◆ **EXERCISE DETAILS**: Give the data a second time, exactly and in full.

## start DATA SUPPLIED

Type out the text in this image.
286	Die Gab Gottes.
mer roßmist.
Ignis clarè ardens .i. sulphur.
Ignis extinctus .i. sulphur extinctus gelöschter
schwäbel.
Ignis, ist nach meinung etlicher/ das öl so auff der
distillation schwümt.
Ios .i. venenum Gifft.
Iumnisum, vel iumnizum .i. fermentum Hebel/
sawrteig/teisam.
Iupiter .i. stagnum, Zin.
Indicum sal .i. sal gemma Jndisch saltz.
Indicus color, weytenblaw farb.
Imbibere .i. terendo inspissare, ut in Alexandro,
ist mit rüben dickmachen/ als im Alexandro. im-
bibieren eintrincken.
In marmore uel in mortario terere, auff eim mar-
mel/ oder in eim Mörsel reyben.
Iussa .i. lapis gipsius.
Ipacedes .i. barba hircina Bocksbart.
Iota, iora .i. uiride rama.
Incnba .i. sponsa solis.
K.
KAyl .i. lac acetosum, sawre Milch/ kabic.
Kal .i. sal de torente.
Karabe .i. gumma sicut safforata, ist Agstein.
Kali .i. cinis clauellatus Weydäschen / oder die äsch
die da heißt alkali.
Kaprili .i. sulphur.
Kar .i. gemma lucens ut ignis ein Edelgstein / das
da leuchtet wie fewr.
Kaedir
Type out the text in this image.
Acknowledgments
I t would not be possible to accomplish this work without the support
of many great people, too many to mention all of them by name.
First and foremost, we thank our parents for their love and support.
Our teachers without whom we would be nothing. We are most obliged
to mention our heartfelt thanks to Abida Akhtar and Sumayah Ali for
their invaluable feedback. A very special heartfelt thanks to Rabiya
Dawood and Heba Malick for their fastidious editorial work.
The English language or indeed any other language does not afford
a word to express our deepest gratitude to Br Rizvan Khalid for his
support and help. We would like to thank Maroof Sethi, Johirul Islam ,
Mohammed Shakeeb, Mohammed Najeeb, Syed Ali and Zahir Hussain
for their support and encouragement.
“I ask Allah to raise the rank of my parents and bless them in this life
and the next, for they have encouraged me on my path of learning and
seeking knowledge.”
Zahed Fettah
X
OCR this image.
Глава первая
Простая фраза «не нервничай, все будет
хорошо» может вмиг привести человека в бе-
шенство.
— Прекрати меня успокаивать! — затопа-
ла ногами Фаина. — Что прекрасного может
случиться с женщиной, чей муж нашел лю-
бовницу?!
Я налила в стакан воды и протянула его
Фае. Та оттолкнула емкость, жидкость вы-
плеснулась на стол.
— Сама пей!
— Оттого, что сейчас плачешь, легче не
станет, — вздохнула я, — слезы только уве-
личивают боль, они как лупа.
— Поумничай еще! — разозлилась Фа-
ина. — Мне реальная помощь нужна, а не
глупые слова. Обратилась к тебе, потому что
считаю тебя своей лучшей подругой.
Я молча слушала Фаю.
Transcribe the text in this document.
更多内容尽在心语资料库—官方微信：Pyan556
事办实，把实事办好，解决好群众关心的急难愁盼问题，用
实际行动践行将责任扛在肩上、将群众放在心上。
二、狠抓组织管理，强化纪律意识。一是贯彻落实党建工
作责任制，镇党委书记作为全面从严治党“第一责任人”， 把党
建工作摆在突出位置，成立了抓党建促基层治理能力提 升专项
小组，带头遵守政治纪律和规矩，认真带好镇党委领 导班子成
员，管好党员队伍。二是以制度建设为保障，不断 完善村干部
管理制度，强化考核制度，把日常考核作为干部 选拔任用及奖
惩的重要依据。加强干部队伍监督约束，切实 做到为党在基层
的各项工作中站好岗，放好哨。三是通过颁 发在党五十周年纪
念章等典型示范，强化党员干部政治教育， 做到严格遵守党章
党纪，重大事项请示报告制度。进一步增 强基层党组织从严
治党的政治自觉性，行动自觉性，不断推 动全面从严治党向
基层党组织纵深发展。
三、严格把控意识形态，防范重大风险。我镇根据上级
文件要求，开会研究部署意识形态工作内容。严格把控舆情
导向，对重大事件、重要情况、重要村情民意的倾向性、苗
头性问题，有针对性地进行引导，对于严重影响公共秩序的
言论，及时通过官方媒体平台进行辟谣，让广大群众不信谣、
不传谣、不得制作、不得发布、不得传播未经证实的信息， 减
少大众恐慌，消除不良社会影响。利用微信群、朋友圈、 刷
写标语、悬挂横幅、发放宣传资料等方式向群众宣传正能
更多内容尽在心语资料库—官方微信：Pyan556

## end DATA SUPPLIED

◆ **SOLUTION TO THIS EXERCISE**:
Type out the text in this image.
286	Die Gab Gottes.
mer roßmist.
Ignis clarè ardens .i. sulphur.
Ignis extinctus .i. sulphur extinctus gelöschter
schwäbel.
Ignis, ist nach meinung etlicher/ das öl so auff der
distillation schwümt.
Ios .i. venenum Gifft.
Iumnisum, vel iumnizum .i. fermentum Hebel/
sawrteig/teisam.
Iupiter .i. stagnum, Zin.
Indicum sal .i. sal gemma Jndisch saltz.
Indicus color, weytenblaw farb.
Imbibere .i. terendo inspissare, ut in Alexandro,
ist mit rüben dickmachen/ als im Alexandro. im-
bibieren eintrincken.
In marmore uel in mortario terere, auff eim mar-
mel/ oder in eim Mörsel reyben.
Iussa .i. lapis gipsius.
Ipacedes .i. barba hircina Bocksbart.
Iota, iora .i. uiride rama.
Incnba .i. sponsa solis.
K.
KAyl .i. lac acetosum, sawre Milch/ kabic.
Kal .i. sal de torente.
Karabe .i. gumma sicut safforata, ist Agstein.
Kali .i. cinis clauellatus Weydäschen / oder die äsch
die da heißt alkali.
Kaprili .i. sulphur.
Kar .i. gemma lucens ut ignis ein Edelgstein / das
da leuchtet wie fewr.
Kaedir
Type out the text in this image.
Acknowledgments
I t would not be possible to accomplish this work without the support
of many great people, too many to mention all of them by name.
First and foremost, we thank our parents for their love and support.
Our teachers without whom we would be nothing. We are most obliged
to mention our heartfelt thanks to Abida Akhtar and Sumayah Ali for
their invaluable feedback. A very special heartfelt thanks to Rabiya
Dawood and Heba Malick for their fastidious editorial work.
The English language or indeed any other language does not afford
a word to express our deepest gratitude to Br Rizvan Khalid for his
support and help. We would like to thank Maroof Sethi, Johirul Islam ,
Mohammed Shakeeb, Mohammed Najeeb, Syed Ali and Zahir Hussain
for their support and encouragement.
“I ask Allah to raise the rank of my parents and bless them in this life
and the next, for they have encouraged me on my path of learning and
seeking knowledge.”
Zahed Fettah
X
OCR this image.
Глава первая
Простая фраза «не нервничай, все будет
хорошо» может вмиг привести человека в бе-
шенство.
— Прекрати меня успокаивать! — затопа-
ла ногами Фаина. — Что прекрасного может
случиться с женщиной, чей муж нашел лю-
бовницу?!
Я налила в стакан воды и протянула его
Фае. Та оттолкнула емкость, жидкость вы-
плеснулась на стол.
— Сама пей!
— Оттого, что сейчас плачешь, легче не
станет, — вздохнула я, — слезы только уве-
личивают боль, они как лупа.
— Поумничай еще! — разозлилась Фа-
ина. — Мне реальная помощь нужна, а не
глупые слова. Обратилась к тебе, потому что
считаю тебя своей лучшей подругой.
Я молча слушала Фаю.
Transcribe the text in this document.
更多内容尽在心语资料库—官方微信：Pyan556
事办实，把实事办好，解决好群众关心的急难愁盼问题，用
实际行动践行将责任扛在肩上、将群众放在心上。
二、狠抓组织管理，强化纪律意识。一是贯彻落实党建工
作责任制，镇党委书记作为全面从严治党“第一责任人”， 把党
建工作摆在突出位置，成立了抓党建促基层治理能力提 升专项
小组，带头遵守政治纪律和规矩，认真带好镇党委领 导班子成
员，管好党员队伍。二是以制度建设为保障，不断 完善村干部
管理制度，强化考核制度，把日常考核作为干部 选拔任用及奖
惩的重要依据。加强干部队伍监督约束，切实 做到为党在基层
的各项工作中站好岗，放好哨。三是通过颁 发在党五十周年纪
念章等典型示范，强化党员干部政治教育， 做到严格遵守党章
党纪，重大事项请示报告制度。进一步增 强基层党组织从严
治党的政治自觉性，行动自觉性，不断推 动全面从严治党向
基层党组织纵深发展。
三、严格把控意识形态，防范重大风险。我镇根据上级
文件要求，开会研究部署意识形态工作内容。严格把控舆情
导向，对重大事件、重要情况、重要村情民意的倾向性、苗
头性问题，有针对性地进行引导，对于严重影响公共秩序的
言论，及时通过官方媒体平台进行辟谣，让广大群众不信谣、
不传谣、不得制作、不得发布、不得传播未经证实的信息， 减
少大众恐慌，消除不良社会影响。利用微信群、朋友圈、 刷
写标语、悬挂横幅、发放宣传资料等方式向群众宣传正能
更多内容尽在心语资料库—官方微信：Pyan556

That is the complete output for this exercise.